Repeat the records verbatim and leave the pictures out of your copy.

— START Working data —

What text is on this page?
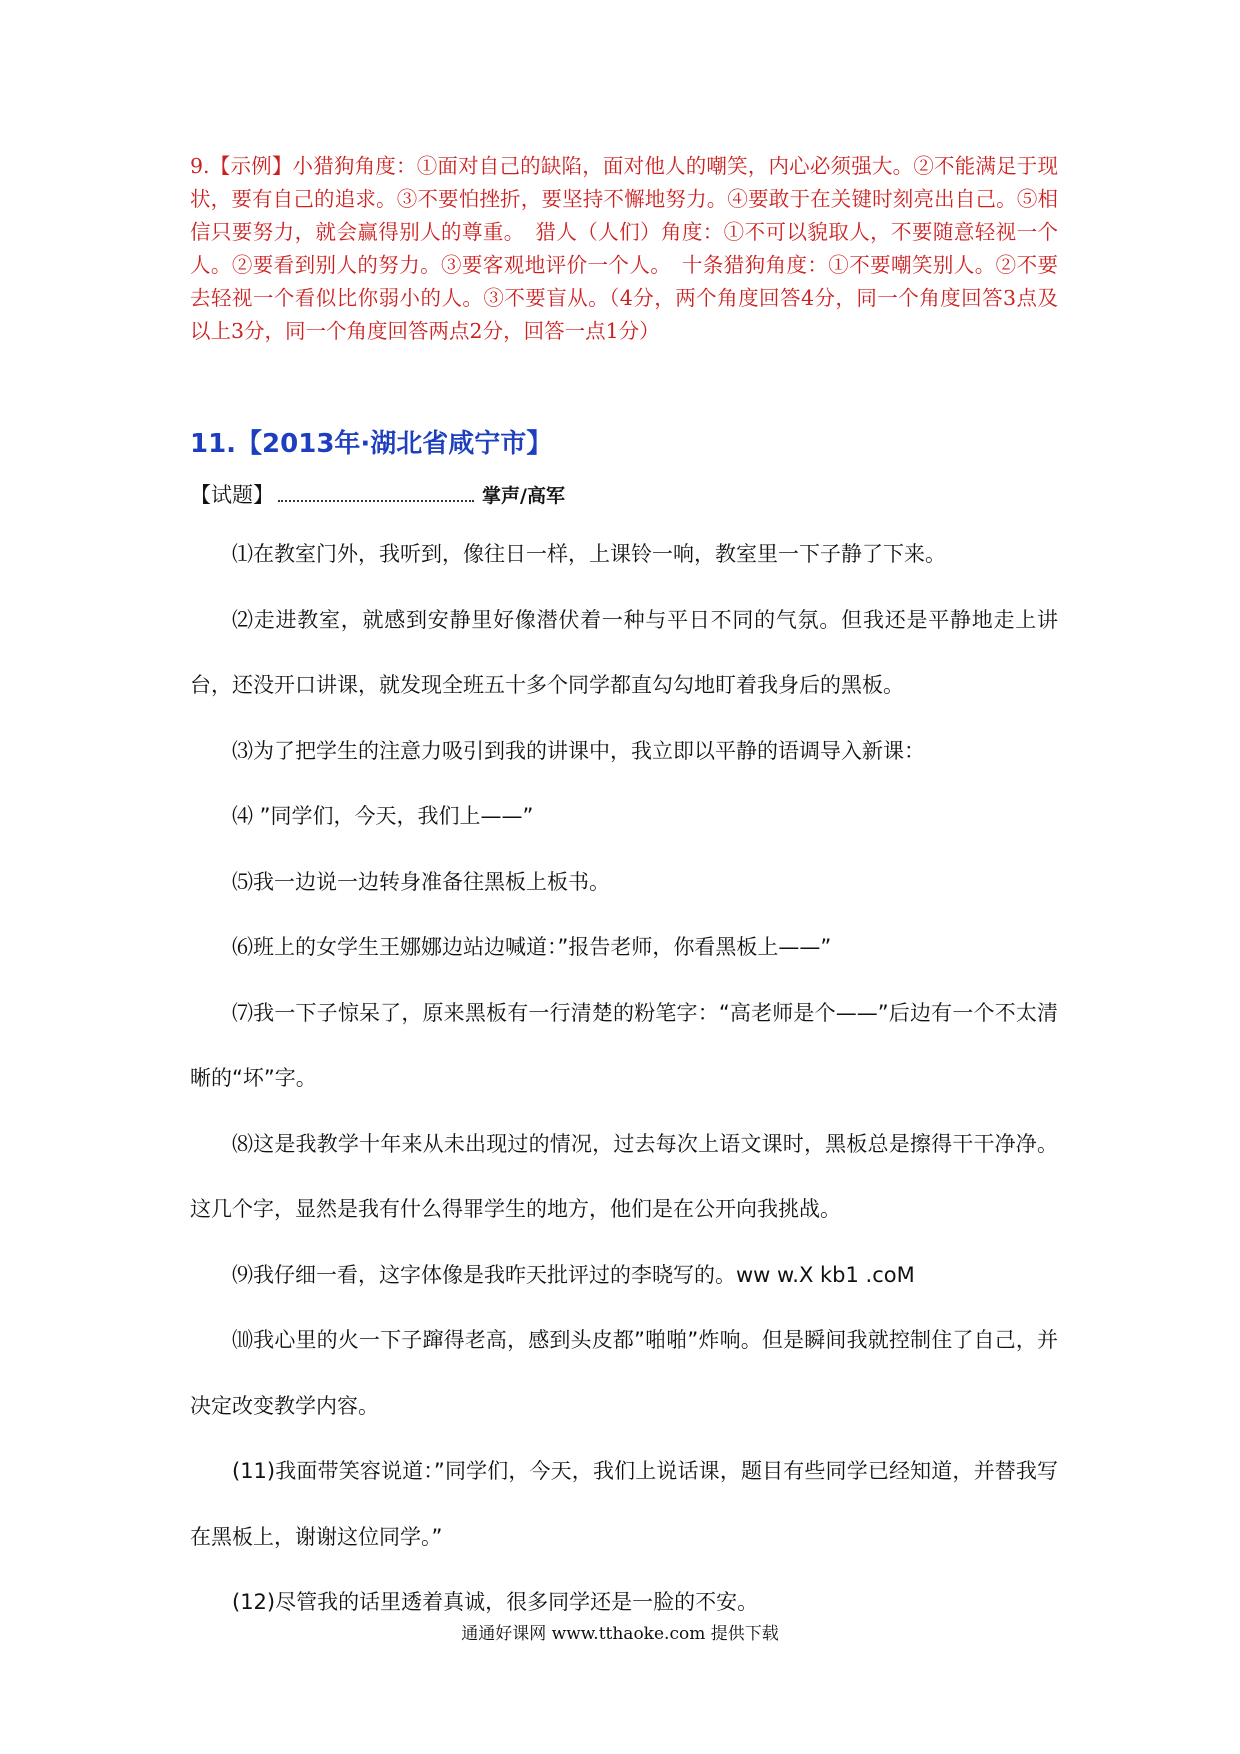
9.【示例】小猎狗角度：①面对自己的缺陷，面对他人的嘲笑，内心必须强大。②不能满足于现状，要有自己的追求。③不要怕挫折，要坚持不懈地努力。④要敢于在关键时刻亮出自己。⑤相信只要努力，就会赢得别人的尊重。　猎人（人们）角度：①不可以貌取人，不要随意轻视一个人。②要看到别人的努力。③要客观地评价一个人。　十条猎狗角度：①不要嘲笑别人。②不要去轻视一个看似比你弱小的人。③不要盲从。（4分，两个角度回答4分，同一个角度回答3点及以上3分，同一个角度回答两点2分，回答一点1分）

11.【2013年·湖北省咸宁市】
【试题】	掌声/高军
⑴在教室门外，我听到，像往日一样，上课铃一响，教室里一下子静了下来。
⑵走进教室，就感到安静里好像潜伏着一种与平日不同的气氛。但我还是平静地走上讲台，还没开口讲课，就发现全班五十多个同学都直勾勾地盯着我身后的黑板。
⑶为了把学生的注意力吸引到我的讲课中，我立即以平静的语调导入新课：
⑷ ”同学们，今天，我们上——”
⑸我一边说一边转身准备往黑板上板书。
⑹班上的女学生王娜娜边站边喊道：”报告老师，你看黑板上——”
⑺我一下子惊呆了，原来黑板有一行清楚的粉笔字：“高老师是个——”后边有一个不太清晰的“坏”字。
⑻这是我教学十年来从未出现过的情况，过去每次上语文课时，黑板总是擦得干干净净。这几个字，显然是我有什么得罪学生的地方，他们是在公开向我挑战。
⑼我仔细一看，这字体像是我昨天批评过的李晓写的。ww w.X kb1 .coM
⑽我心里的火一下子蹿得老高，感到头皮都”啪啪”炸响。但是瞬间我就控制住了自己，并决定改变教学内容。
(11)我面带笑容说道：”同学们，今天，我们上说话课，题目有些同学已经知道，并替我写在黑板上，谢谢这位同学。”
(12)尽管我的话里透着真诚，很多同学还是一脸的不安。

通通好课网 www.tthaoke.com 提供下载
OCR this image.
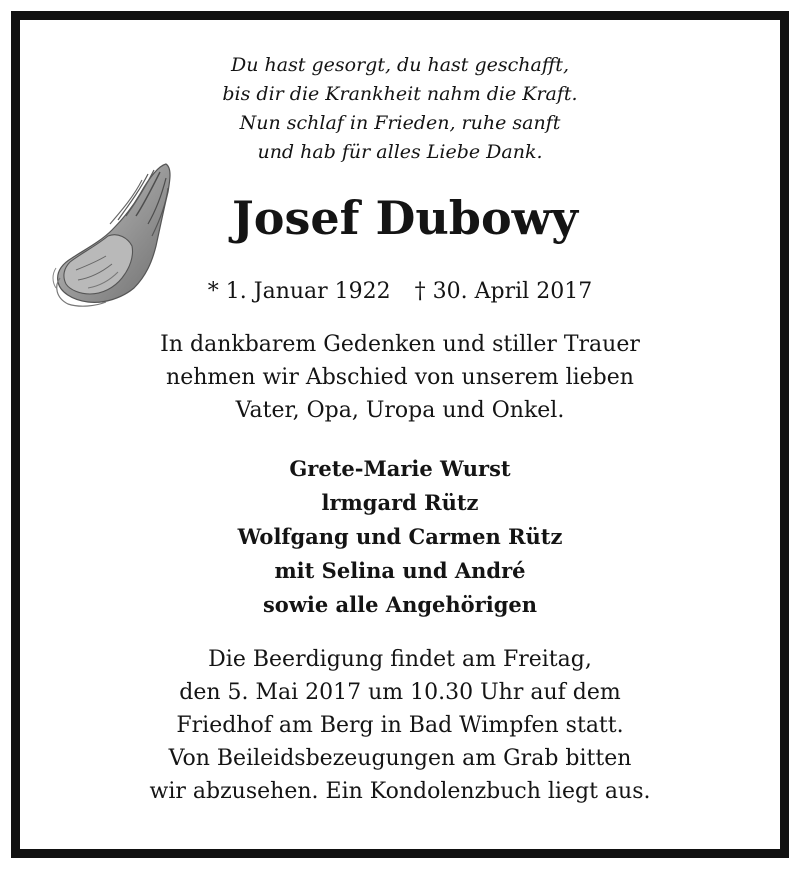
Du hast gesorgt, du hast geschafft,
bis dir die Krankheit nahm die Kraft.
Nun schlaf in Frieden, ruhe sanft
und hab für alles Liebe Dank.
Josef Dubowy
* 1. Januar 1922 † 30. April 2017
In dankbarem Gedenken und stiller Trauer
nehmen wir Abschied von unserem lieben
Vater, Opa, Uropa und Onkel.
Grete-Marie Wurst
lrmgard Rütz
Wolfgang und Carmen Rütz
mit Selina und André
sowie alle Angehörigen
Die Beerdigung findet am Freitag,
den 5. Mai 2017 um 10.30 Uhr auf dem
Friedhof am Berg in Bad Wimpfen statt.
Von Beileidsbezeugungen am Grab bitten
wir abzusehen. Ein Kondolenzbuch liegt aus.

— END Working data —

§ **Answer to the exercise**:
What text is on this page?
9.【示例】小猎狗角度：①面对自己的缺陷，面对他人的嘲笑，内心必须强大。②不能满足于现状，要有自己的追求。③不要怕挫折，要坚持不懈地努力。④要敢于在关键时刻亮出自己。⑤相信只要努力，就会赢得别人的尊重。　猎人（人们）角度：①不可以貌取人，不要随意轻视一个人。②要看到别人的努力。③要客观地评价一个人。　十条猎狗角度：①不要嘲笑别人。②不要去轻视一个看似比你弱小的人。③不要盲从。（4分，两个角度回答4分，同一个角度回答3点及以上3分，同一个角度回答两点2分，回答一点1分）

11.【2013年·湖北省咸宁市】
【试题】	掌声/高军
⑴在教室门外，我听到，像往日一样，上课铃一响，教室里一下子静了下来。
⑵走进教室，就感到安静里好像潜伏着一种与平日不同的气氛。但我还是平静地走上讲台，还没开口讲课，就发现全班五十多个同学都直勾勾地盯着我身后的黑板。
⑶为了把学生的注意力吸引到我的讲课中，我立即以平静的语调导入新课：
⑷ ”同学们，今天，我们上——”
⑸我一边说一边转身准备往黑板上板书。
⑹班上的女学生王娜娜边站边喊道：”报告老师，你看黑板上——”
⑺我一下子惊呆了，原来黑板有一行清楚的粉笔字：“高老师是个——”后边有一个不太清晰的“坏”字。
⑻这是我教学十年来从未出现过的情况，过去每次上语文课时，黑板总是擦得干干净净。这几个字，显然是我有什么得罪学生的地方，他们是在公开向我挑战。
⑼我仔细一看，这字体像是我昨天批评过的李晓写的。ww w.X kb1 .coM
⑽我心里的火一下子蹿得老高，感到头皮都”啪啪”炸响。但是瞬间我就控制住了自己，并决定改变教学内容。
(11)我面带笑容说道：”同学们，今天，我们上说话课，题目有些同学已经知道，并替我写在黑板上，谢谢这位同学。”
(12)尽管我的话里透着真诚，很多同学还是一脸的不安。

通通好课网 www.tthaoke.com 提供下载
OCR this image.
Du hast gesorgt, du hast geschafft,
bis dir die Krankheit nahm die Kraft.
Nun schlaf in Frieden, ruhe sanft
und hab für alles Liebe Dank.
Josef Dubowy
* 1. Januar 1922 † 30. April 2017
In dankbarem Gedenken und stiller Trauer
nehmen wir Abschied von unserem lieben
Vater, Opa, Uropa und Onkel.
Grete-Marie Wurst
lrmgard Rütz
Wolfgang und Carmen Rütz
mit Selina und André
sowie alle Angehörigen
Die Beerdigung findet am Freitag,
den 5. Mai 2017 um 10.30 Uhr auf dem
Friedhof am Berg in Bad Wimpfen statt.
Von Beileidsbezeugungen am Grab bitten
wir abzusehen. Ein Kondolenzbuch liegt aus.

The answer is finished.